Requirements - Give every nonblank line of the material as a Markdown table with two columns, Row and Line. Put the row number under Row and the line under Line.

Extracted records:
▼

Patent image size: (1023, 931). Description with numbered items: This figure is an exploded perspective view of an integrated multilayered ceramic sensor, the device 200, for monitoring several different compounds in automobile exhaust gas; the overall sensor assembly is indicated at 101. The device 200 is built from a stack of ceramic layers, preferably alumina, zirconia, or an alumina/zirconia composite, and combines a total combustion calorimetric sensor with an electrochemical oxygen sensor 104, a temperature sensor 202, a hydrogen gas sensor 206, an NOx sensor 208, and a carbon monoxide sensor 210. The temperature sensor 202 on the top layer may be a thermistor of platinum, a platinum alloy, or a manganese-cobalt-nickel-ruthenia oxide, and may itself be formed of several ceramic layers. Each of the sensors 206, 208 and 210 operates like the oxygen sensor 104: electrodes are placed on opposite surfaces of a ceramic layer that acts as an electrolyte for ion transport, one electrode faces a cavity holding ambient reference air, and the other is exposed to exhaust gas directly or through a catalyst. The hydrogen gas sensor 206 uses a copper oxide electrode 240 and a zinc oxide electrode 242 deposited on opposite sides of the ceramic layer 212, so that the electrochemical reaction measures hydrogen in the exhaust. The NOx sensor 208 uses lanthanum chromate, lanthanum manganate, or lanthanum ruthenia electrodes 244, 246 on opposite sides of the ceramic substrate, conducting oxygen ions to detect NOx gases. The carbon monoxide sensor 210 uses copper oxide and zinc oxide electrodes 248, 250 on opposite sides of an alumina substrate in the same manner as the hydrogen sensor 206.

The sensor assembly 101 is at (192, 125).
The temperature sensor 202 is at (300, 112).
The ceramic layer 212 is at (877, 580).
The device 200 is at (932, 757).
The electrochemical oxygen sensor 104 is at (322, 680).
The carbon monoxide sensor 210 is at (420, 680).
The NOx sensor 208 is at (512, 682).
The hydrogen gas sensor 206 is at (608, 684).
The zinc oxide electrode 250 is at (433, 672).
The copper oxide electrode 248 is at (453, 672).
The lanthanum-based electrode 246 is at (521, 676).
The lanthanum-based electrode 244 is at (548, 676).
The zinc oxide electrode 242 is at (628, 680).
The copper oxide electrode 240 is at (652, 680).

▲

Task output -
| Row | Line |
|---|---|
| 1 | Patent image size: (1023, 931). Description with numbered items: This figure is an exploded perspective view of an integrated multilayered ceramic sensor, the device 200, for monitoring several different compounds in automobile exhaust gas; the overall sensor assembly is indicated at 101. The device 200 is built from a stack of ceramic layers, preferably alumina, zirconia, or an alumina/zirconia composite, and combines a total combustion calorimetric sensor with an electrochemical oxygen sensor 104, a temperature sensor 202, a hydrogen gas sensor 206, an NOx sensor 208, and a carbon monoxide sensor 210. The temperature sensor 202 on the top layer may be a thermistor of platinum, a platinum alloy, or a manganese-cobalt-nickel-ruthenia oxide, and may itself be formed of several ceramic layers. Each of the sensors 206, 208 and 210 operates like the oxygen sensor 104: electrodes are placed on opposite surfaces of a ceramic layer that acts as an electrolyte for ion transport, one electrode faces a cavity holding ambient reference air, and the other is exposed to exhaust gas directly or through a catalyst. The hydrogen gas sensor 206 uses a copper oxide electrode 240 and a zinc oxide electrode 242 deposited on opposite sides of the ceramic layer 212, so that the electrochemical reaction measures hydrogen in the exhaust. The NOx sensor 208 uses lanthanum chromate, lanthanum manganate, or lanthanum ruthenia electrodes 244, 246 on opposite sides of the ceramic substrate, conducting oxygen ions to detect NOx gases. The carbon monoxide sensor 210 uses copper oxide and zinc oxide electrodes 248, 250 on opposite sides of an alumina substrate in the same manner as the hydrogen sensor 206. |
| 2 | The sensor assembly 101 is at (192, 125). |
| 3 | The temperature sensor 202 is at (300, 112). |
| 4 | The ceramic layer 212 is at (877, 580). |
| 5 | The device 200 is at (932, 757). |
| 6 | The electrochemical oxygen sensor 104 is at (322, 680). |
| 7 | The carbon monoxide sensor 210 is at (420, 680). |
| 8 | The NOx sensor 208 is at (512, 682). |
| 9 | The hydrogen gas sensor 206 is at (608, 684). |
| 10 | The zinc oxide electrode 250 is at (433, 672). |
| 11 | The copper oxide electrode 248 is at (453, 672). |
| 12 | The lanthanum-based electrode 246 is at (521, 676). |
| 13 | The lanthanum-based electrode 244 is at (548, 676). |
| 14 | The zinc oxide electrode 242 is at (628, 680). |
| 15 | The copper oxide electrode 240 is at (652, 680). |